Constat

Le constat est simple : les candidats au recrutement ne sont plus dans un parcours professionnel linéaire, mais sur des expériences professionnelles variées, riches qui parfois n’ont rien à voir les unes avec les autres. Les compétences techniques sont acquises par apprentissage et formation quant aux fameuses softkills, c’est elles qui font la différence. Le positionnement des recruteurs tend à évoluer. Il est aujourd’hui plus facile de faire monter en compétence une personne sur des outils, il est par contre plus difficile de trouver LA personnalité qui va matcher avec le manager et l’équipe en place.

Premier levier : la formation

Nombres d’écoles supérieurs et techniques, forment les salariés de demain aux emplois d’aujourd’hui. « 85% des emplois de 2030 n’existent pas aujourd’hui* ». Il est donc impératif de se projeter et de permettre aux étudiants d’ouvrir leur champ d’action, de multiplier les rencontres pour affiner au fils de l’eau, leur appétence, leur moteur propre. Ils seront alors à même de se positionner sur des emplois futurs en connaissant leur véritable valeur ajoutée.

Second levier : le recrutement

Fini les fiches de poste classique et bonjour les informations sur l’environnement de travail.

Dans quel univers s’inscrit la recherche de candidat : évoluera-t-il au sein d’une grande équipe, sera-t-il en solo ? Remplace-t-il quelqu’un ou faut-il créer son poste ? Possède-t-il une liberté d’action importante dans les prises de décisions le concernant ?

Autant d’éléments qui permettront aux recruteurs d’évaluer les softkills des candidats pour trouver la perle rare. Cette personne qui s’adaptera rapidement, qui prendra ses marques facilement grâce à des codes qui lui sont connus. Chaque individu fonctionne dans un environnement qui lui est propre, un environnement qui s’est construit par son parcours, ses rencontres. Le diplôme et le savoir-faire étant relégués au rang de simple information complémentaire.

-*-

(Consigne)
Recopiez intégralement le texte ci-dessus sur le recrutement, sans en modifier un seul mot.

Données de compréhension de documents
-*-

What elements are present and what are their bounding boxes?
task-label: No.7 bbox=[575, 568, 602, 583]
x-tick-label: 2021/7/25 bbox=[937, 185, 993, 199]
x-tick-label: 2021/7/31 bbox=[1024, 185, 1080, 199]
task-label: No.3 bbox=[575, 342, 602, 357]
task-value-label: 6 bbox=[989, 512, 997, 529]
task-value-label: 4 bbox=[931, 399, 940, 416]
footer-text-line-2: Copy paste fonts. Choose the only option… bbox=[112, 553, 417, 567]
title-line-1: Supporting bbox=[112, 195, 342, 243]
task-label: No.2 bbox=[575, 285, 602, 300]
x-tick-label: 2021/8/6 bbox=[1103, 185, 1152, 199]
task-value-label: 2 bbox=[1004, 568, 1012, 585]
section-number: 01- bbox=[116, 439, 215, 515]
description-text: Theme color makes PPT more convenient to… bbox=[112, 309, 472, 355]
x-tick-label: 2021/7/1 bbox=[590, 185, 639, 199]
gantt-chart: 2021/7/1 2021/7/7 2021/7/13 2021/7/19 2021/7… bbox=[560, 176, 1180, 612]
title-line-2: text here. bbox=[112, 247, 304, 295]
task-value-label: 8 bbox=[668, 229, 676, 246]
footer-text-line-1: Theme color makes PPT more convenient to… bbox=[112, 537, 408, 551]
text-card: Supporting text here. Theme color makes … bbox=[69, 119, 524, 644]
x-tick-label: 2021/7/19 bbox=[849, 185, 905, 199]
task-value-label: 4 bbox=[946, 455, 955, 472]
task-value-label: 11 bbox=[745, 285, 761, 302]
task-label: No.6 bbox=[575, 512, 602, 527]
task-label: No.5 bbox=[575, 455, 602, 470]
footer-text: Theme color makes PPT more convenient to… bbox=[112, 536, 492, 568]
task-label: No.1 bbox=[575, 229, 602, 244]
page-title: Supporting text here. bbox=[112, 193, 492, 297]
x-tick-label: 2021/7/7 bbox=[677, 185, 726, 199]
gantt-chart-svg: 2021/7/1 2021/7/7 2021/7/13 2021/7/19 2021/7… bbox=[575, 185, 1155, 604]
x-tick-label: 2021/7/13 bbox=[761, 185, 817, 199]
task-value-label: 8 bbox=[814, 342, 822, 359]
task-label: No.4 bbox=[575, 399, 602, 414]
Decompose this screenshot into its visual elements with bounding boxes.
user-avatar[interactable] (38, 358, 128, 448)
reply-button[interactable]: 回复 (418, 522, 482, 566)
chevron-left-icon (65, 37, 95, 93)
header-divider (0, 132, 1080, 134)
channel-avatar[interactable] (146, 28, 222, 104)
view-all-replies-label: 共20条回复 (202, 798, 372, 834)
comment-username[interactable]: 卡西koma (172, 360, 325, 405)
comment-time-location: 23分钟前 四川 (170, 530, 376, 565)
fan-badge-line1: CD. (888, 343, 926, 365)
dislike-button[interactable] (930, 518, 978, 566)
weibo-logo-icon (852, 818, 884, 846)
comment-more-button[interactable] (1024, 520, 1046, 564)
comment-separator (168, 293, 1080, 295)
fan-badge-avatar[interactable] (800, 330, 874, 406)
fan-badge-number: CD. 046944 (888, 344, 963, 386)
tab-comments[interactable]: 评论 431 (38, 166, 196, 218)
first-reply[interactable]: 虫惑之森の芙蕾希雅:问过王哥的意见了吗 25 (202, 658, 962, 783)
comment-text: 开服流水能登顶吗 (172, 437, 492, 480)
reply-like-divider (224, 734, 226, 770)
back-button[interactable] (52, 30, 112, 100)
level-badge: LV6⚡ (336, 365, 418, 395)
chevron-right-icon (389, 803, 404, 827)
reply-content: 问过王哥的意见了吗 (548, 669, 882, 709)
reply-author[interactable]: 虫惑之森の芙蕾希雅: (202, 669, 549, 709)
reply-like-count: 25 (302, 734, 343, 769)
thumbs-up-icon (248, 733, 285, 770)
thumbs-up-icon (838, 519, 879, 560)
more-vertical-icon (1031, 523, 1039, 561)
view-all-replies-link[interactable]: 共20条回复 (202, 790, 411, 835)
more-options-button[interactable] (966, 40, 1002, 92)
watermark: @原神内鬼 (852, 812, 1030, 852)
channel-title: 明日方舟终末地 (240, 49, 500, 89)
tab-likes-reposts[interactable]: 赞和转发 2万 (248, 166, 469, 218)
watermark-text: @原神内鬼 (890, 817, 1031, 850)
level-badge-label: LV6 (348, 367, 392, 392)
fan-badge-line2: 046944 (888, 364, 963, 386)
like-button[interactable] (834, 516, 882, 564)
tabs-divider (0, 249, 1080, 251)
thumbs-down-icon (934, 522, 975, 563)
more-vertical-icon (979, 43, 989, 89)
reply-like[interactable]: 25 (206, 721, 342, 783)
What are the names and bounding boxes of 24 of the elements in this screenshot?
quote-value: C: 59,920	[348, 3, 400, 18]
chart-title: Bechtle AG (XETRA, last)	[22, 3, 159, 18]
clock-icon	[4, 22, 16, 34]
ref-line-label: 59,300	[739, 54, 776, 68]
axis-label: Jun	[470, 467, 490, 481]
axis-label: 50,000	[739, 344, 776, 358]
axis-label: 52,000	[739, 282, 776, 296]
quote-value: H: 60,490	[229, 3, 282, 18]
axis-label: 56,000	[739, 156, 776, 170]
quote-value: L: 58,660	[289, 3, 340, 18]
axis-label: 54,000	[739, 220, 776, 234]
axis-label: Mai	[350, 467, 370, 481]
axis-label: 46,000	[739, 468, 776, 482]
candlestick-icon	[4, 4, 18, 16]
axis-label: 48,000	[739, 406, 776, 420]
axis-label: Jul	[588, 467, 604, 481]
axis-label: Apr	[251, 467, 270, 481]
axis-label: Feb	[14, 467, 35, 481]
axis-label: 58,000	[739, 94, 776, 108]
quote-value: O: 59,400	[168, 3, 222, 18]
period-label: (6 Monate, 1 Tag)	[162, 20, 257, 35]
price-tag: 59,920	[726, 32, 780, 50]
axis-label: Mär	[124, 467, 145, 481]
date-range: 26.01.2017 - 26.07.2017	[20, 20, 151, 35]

-*-

(Réponse rédigée)
Constat

Le constat est simple : les candidats au recrutement ne sont plus dans un parcours professionnel linéaire, mais sur des expériences professionnelles variées, riches qui parfois n’ont rien à voir les unes avec les autres. Les compétences techniques sont acquises par apprentissage et formation quant aux fameuses softkills, c’est elles qui font la différence. Le positionnement des recruteurs tend à évoluer. Il est aujourd’hui plus facile de faire monter en compétence une personne sur des outils, il est par contre plus difficile de trouver LA personnalité qui va matcher avec le manager et l’équipe en place.

Premier levier : la formation

Nombres d’écoles supérieurs et techniques, forment les salariés de demain aux emplois d’aujourd’hui. « 85% des emplois de 2030 n’existent pas aujourd’hui* ». Il est donc impératif de se projeter et de permettre aux étudiants d’ouvrir leur champ d’action, de multiplier les rencontres pour affiner au fils de l’eau, leur appétence, leur moteur propre. Ils seront alors à même de se positionner sur des emplois futurs en connaissant leur véritable valeur ajoutée.

Second levier : le recrutement

Fini les fiches de poste classique et bonjour les informations sur l’environnement de travail.

Dans quel univers s’inscrit la recherche de candidat : évoluera-t-il au sein d’une grande équipe, sera-t-il en solo ? Remplace-t-il quelqu’un ou faut-il créer son poste ? Possède-t-il une liberté d’action importante dans les prises de décisions le concernant ?

Autant d’éléments qui permettront aux recruteurs d’évaluer les softkills des candidats pour trouver la perle rare. Cette personne qui s’adaptera rapidement, qui prendra ses marques facilement grâce à des codes qui lui sont connus. Chaque individu fonctionne dans un environnement qui lui est propre, un environnement qui s’est construit par son parcours, ses rencontres. Le diplôme et le savoir-faire étant relégués au rang de simple information complémentaire.